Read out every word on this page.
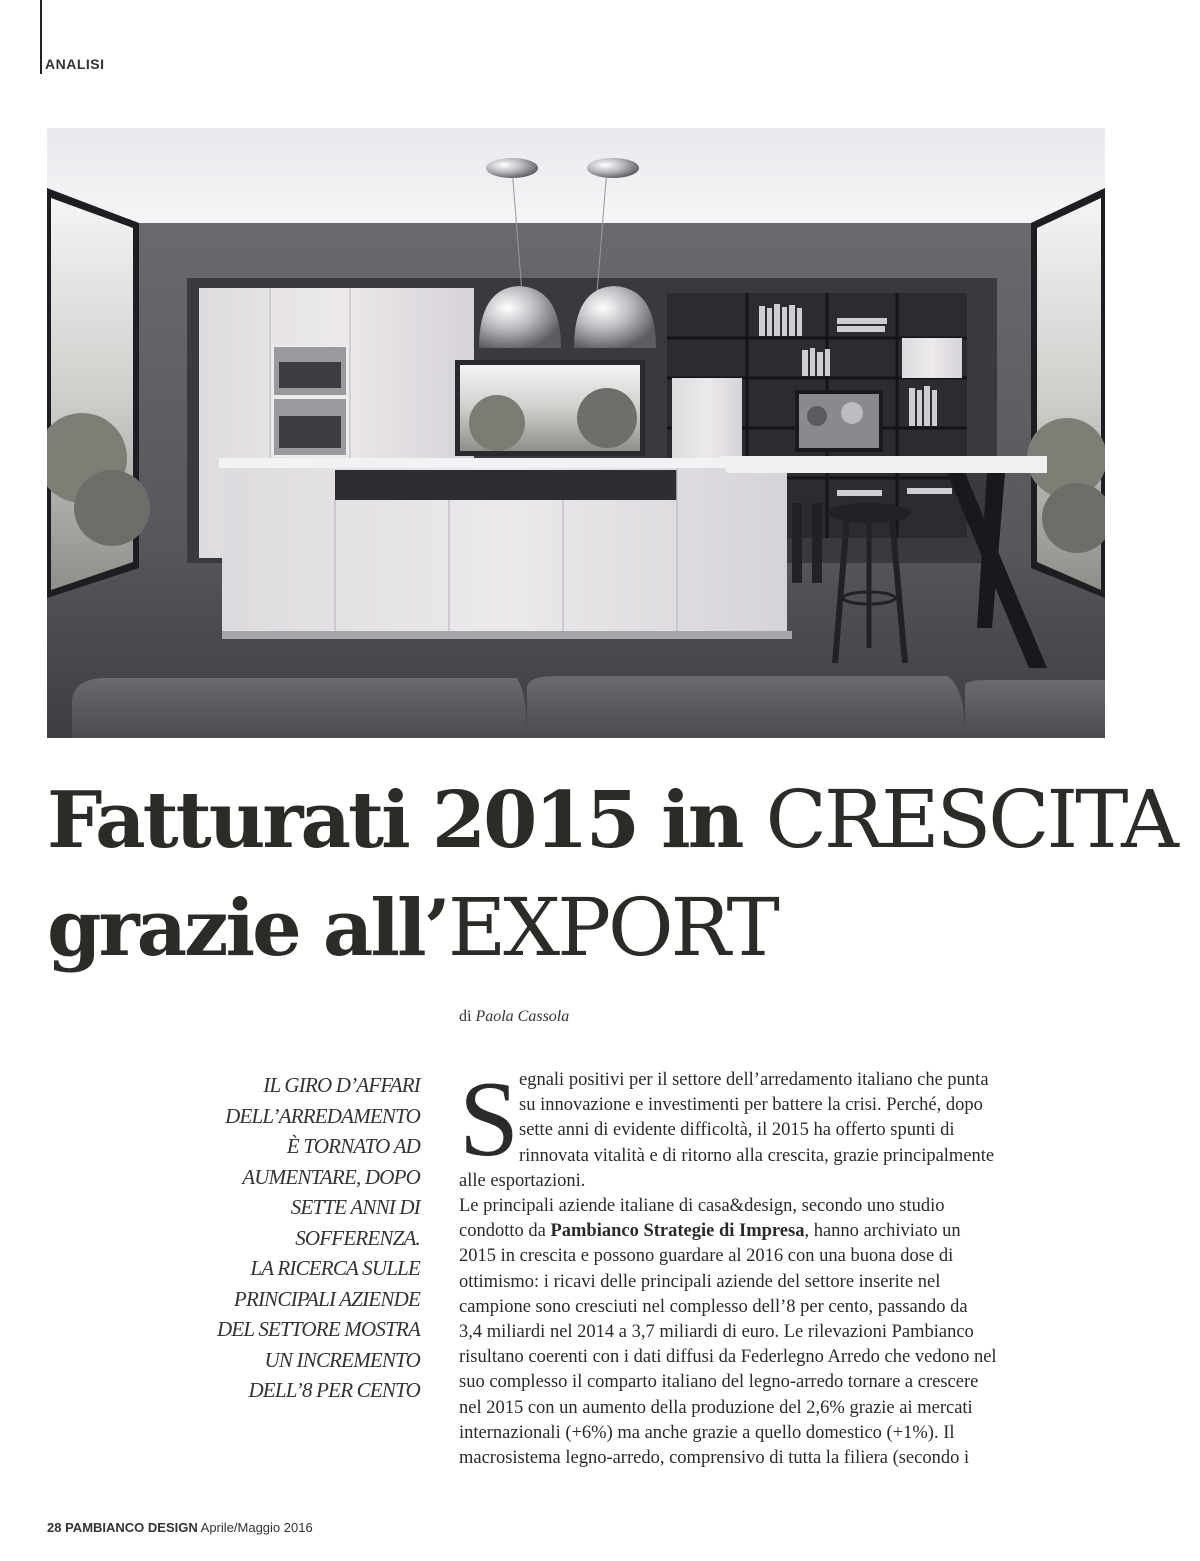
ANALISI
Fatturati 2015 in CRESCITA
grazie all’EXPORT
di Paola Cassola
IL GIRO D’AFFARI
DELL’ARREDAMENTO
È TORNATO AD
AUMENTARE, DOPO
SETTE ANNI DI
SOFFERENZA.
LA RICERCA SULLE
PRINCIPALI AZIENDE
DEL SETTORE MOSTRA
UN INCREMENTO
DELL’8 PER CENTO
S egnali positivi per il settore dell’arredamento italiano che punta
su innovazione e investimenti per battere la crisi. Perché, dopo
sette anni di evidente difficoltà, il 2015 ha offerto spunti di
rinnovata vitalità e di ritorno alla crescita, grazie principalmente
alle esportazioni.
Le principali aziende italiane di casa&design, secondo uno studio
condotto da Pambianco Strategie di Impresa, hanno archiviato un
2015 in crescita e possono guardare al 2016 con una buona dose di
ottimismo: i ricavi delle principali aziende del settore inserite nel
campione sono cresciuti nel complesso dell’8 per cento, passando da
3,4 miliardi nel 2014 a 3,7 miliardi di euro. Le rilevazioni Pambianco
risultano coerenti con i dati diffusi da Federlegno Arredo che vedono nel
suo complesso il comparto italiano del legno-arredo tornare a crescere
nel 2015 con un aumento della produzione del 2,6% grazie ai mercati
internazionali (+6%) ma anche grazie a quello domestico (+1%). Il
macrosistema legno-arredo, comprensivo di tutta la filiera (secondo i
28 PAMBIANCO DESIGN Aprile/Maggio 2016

┄┄┄┄┄┄┄┄┄┄

PROBLEM STATEMENT - Each line above is to be copied verbatim. Drop any image from the copy.

REPLY -
Read out every word on this page.
ANALISI
Fatturati 2015 in CRESCITA
grazie all’EXPORT
di Paola Cassola
IL GIRO D’AFFARI
DELL’ARREDAMENTO
È TORNATO AD
AUMENTARE, DOPO
SETTE ANNI DI
SOFFERENZA.
LA RICERCA SULLE
PRINCIPALI AZIENDE
DEL SETTORE MOSTRA
UN INCREMENTO
DELL’8 PER CENTO
S egnali positivi per il settore dell’arredamento italiano che punta
su innovazione e investimenti per battere la crisi. Perché, dopo
sette anni di evidente difficoltà, il 2015 ha offerto spunti di
rinnovata vitalità e di ritorno alla crescita, grazie principalmente
alle esportazioni.
Le principali aziende italiane di casa&design, secondo uno studio
condotto da Pambianco Strategie di Impresa, hanno archiviato un
2015 in crescita e possono guardare al 2016 con una buona dose di
ottimismo: i ricavi delle principali aziende del settore inserite nel
campione sono cresciuti nel complesso dell’8 per cento, passando da
3,4 miliardi nel 2014 a 3,7 miliardi di euro. Le rilevazioni Pambianco
risultano coerenti con i dati diffusi da Federlegno Arredo che vedono nel
suo complesso il comparto italiano del legno-arredo tornare a crescere
nel 2015 con un aumento della produzione del 2,6% grazie ai mercati
internazionali (+6%) ma anche grazie a quello domestico (+1%). Il
macrosistema legno-arredo, comprensivo di tutta la filiera (secondo i
28 PAMBIANCO DESIGN Aprile/Maggio 2016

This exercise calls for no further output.